Le philosophe Jacques Derrida, en 1996, déclarait, alors que le vote de dispositions analogues venait d’avoir lieu sous une autre majorité : « en ce monument sacré de la représentation nationale que devrait être un Parlement, une majorité de représentants, des députés en l’occurrence, viennent de donner (hier, avant-hier) le spectacle à la fois consternant et inquiétant d’une démagogie xénophobe, répressive, électoraliste, s’inventant des boucs émissaires pour s’exonérer d’une politique catastrophique et d’une impuissance flagrante, pressée de voler des voix imaginaires à Le Pen ». Il parlait de « tournant », de retour, en vérité, à des dispositions qui préparaient, comme en 1938, « une aggravation du dispositif législatif dans une atmosphère de veille de guerre ».

Cacher une politique d’extrême droite derrière des déclarations humanistes



Si l’on doit, aujourd’hui, constater une aggravation, c’est que le gouvernement, sous la présidence d’Emmanuel Macron, ne multiplie pas seulement les exactions et les dispositions répressives à l’égard des réfugiés. Il ne cherche pas même à récupérer les voix du Front National. Celles-ci lui sont désormais acquises et volent au secours de sa politique. Et désormais, les députés d’extrême-droite votent de concert avec la majorité à l’Assemblée Nationale.
Dans ces conditions, comment croire encore aux déclarations d’humanisme, de bienveillance d’Emmanuel Macron et de ses soutiens ? Comment ne pas voir que cette posture, toute morale, est parfaitement homogène, dans les faits, à la politique du Front National ? On s’en doutait déjà. Mais désormais, nous n’avons donc que faire des intimidations et des leçons en anti-racisme moral qui, durant l’entre-deux-tours, ont déferlé sur les militants politiques de l’anti-racisme. On se demande, d’ailleurs, où sont passées toutes ces voix de "gauche", "progressistes", "humanistes", qui parlaient si haut et si fort.

CONSIGNES DE L'EXERCICE:
1. Recopiez, dans le texte fourni, le passage allant de « Dans ces conditions, comment » jusqu'à « et si fort. ».
2. Relevez toutes les personnes nommées dans le texte fourni.

DONNÉES FOURNIES:
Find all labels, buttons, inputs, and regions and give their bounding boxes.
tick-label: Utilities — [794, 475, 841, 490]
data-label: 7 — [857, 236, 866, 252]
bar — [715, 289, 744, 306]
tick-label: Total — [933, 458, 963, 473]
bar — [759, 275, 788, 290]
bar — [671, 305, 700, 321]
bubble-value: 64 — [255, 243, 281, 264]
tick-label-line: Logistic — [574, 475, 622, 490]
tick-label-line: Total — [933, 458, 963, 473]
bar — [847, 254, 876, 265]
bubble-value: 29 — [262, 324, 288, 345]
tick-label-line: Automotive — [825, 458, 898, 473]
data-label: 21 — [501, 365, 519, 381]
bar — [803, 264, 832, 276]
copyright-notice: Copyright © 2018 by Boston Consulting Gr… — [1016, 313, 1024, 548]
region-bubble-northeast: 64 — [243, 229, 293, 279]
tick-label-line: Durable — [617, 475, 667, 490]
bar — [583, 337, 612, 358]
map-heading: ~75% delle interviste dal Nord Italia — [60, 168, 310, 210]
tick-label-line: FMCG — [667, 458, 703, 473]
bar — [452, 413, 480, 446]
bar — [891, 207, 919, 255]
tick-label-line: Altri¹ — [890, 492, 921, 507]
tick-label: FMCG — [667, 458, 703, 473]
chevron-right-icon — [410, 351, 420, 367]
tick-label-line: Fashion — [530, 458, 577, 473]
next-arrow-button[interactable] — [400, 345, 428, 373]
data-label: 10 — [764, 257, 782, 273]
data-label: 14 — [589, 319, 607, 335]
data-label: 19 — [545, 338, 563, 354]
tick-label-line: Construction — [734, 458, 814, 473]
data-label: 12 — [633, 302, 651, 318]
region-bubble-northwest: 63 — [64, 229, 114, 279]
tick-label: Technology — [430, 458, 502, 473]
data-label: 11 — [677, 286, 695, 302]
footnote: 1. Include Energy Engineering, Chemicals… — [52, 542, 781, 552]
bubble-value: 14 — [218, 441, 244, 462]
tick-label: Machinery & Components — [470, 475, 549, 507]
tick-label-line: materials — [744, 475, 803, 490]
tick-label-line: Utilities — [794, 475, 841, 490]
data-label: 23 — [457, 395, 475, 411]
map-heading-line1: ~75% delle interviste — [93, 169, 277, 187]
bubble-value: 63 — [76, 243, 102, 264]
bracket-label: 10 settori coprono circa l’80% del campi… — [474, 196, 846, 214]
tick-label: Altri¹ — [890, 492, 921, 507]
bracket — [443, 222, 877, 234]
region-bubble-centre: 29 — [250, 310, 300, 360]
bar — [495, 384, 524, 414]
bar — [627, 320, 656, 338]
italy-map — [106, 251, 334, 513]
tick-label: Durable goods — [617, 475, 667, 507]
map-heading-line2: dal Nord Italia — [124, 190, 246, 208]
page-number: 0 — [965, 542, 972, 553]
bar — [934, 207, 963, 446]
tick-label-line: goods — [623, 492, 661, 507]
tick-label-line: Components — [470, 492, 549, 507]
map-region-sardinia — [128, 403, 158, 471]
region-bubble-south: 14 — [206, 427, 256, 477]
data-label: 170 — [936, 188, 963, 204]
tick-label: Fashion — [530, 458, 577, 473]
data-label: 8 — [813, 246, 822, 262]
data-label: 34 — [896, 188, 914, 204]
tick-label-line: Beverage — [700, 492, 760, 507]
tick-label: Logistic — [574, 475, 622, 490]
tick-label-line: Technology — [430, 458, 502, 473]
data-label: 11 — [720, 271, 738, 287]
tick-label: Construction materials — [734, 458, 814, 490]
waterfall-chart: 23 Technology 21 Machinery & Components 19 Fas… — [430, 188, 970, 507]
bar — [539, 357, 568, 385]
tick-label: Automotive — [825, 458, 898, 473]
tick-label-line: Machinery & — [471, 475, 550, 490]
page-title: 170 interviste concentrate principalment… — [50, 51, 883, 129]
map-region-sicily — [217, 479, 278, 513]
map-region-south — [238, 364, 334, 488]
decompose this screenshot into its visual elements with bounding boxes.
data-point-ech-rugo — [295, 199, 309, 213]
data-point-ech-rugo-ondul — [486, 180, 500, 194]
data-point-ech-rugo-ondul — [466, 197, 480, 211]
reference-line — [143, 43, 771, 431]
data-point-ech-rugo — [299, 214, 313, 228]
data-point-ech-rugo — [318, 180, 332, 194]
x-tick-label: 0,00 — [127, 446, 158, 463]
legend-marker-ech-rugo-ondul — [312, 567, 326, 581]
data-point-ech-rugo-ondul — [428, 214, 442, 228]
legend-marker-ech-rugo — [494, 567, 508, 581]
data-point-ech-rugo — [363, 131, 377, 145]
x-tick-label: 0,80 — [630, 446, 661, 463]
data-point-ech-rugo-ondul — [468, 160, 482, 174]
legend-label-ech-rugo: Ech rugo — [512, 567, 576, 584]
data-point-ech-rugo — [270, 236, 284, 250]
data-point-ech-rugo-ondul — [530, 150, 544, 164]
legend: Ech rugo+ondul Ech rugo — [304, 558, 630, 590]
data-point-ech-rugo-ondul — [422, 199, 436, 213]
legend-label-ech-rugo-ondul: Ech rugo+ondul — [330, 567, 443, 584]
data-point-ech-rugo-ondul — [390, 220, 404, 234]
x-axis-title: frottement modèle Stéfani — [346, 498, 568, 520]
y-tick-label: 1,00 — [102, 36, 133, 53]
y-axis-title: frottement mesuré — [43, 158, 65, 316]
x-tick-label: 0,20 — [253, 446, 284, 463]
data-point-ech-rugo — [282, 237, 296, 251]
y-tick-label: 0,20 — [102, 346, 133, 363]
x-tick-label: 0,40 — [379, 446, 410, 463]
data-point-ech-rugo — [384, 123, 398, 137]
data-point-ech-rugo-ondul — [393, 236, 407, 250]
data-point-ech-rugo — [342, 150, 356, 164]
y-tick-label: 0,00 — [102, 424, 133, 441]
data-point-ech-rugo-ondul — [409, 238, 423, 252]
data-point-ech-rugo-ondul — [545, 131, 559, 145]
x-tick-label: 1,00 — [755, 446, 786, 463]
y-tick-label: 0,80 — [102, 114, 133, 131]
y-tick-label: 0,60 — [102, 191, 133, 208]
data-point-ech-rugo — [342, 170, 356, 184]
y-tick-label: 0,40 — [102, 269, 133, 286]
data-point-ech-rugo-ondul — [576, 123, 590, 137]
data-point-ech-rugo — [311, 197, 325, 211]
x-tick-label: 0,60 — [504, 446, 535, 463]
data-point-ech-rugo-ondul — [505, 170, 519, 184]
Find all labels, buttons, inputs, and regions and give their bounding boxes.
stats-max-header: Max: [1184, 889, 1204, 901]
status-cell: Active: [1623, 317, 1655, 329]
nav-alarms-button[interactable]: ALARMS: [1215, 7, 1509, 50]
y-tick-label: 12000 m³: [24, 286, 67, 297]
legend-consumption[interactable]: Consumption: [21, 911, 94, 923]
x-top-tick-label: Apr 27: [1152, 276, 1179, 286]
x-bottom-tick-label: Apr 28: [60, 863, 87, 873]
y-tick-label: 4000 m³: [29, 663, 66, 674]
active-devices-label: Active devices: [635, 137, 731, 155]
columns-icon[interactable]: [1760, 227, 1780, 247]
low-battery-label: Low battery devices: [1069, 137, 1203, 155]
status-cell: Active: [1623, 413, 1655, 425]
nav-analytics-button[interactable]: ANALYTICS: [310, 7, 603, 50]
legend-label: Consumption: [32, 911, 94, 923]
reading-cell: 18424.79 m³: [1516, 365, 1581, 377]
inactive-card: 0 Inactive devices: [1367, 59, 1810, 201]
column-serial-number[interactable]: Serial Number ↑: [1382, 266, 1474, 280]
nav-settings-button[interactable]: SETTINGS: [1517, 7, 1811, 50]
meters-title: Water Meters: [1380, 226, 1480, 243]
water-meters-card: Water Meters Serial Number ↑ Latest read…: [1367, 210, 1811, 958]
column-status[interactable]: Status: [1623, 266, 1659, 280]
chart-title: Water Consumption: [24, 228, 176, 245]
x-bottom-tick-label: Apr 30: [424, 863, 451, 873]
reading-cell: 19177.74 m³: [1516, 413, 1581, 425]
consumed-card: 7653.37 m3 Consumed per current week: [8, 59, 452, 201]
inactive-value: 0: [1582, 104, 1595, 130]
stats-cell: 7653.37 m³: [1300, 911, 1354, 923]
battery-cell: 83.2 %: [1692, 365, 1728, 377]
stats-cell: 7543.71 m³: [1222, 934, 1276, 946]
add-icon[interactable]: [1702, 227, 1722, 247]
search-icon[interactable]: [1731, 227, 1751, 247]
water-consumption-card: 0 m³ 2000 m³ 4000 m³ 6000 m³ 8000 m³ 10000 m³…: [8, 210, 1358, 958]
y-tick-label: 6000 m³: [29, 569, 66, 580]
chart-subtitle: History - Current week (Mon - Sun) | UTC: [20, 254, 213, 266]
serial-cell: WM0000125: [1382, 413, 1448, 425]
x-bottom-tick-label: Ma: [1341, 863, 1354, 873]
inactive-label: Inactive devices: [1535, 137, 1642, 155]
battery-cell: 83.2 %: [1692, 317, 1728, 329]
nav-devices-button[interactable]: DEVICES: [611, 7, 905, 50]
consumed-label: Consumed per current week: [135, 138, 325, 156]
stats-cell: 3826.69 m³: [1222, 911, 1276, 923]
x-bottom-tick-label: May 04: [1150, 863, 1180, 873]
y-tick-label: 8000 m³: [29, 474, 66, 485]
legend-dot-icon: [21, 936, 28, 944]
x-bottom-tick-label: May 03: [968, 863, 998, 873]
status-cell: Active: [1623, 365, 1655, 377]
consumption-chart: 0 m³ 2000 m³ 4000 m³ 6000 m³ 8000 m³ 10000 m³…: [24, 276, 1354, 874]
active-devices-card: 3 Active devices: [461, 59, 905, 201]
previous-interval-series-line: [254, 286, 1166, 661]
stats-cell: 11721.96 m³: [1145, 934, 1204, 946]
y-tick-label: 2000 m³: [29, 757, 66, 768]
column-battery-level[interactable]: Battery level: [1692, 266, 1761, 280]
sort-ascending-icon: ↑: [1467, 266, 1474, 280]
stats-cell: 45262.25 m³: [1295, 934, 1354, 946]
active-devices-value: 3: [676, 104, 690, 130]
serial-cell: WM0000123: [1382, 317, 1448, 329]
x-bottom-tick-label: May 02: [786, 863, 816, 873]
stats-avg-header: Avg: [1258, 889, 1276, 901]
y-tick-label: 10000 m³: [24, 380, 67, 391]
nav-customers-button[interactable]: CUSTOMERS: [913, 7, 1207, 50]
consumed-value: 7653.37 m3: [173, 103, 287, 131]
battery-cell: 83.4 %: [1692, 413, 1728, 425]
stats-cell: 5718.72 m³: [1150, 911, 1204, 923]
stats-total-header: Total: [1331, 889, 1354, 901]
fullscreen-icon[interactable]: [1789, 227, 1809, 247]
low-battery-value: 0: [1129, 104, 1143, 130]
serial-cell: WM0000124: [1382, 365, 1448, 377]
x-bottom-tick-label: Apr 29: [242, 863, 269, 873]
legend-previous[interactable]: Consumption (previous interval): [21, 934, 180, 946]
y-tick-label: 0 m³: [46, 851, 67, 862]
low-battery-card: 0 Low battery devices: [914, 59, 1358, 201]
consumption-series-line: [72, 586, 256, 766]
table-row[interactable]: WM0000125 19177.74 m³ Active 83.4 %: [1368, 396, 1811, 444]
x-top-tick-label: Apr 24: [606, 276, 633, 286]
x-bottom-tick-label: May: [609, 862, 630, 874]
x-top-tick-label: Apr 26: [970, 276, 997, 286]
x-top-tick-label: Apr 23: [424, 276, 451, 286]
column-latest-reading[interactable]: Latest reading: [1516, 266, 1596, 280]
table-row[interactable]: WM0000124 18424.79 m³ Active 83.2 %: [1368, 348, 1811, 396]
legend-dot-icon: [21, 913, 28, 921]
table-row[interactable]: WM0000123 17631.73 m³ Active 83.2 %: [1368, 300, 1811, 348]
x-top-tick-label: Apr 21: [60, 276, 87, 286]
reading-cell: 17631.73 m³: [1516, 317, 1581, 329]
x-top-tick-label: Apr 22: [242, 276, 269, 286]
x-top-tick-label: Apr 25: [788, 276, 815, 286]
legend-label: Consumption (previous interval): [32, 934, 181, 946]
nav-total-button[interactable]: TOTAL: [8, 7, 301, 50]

LISTE DES SOLUTIONS:
1.
Dans ces conditions, comment croire encore aux déclarations d’humanisme, de bienveillance d’Emmanuel Macron et de ses soutiens ? Comment ne pas voir que cette posture, toute morale, est parfaitement homogène, dans les faits, à la politique du Front National ? On s’en doutait déjà. Mais désormais, nous n’avons donc que faire des intimidations et des leçons en anti-racisme moral qui, durant l’entre-deux-tours, ont déferlé sur les militants politiques de l’anti-racisme. On se demande, d’ailleurs, où sont passées toutes ces voix de "gauche", "progressistes", "humanistes", qui parlaient si haut et si fort.

2. Jacques Derrida, Le Pen, Emmanuel Macron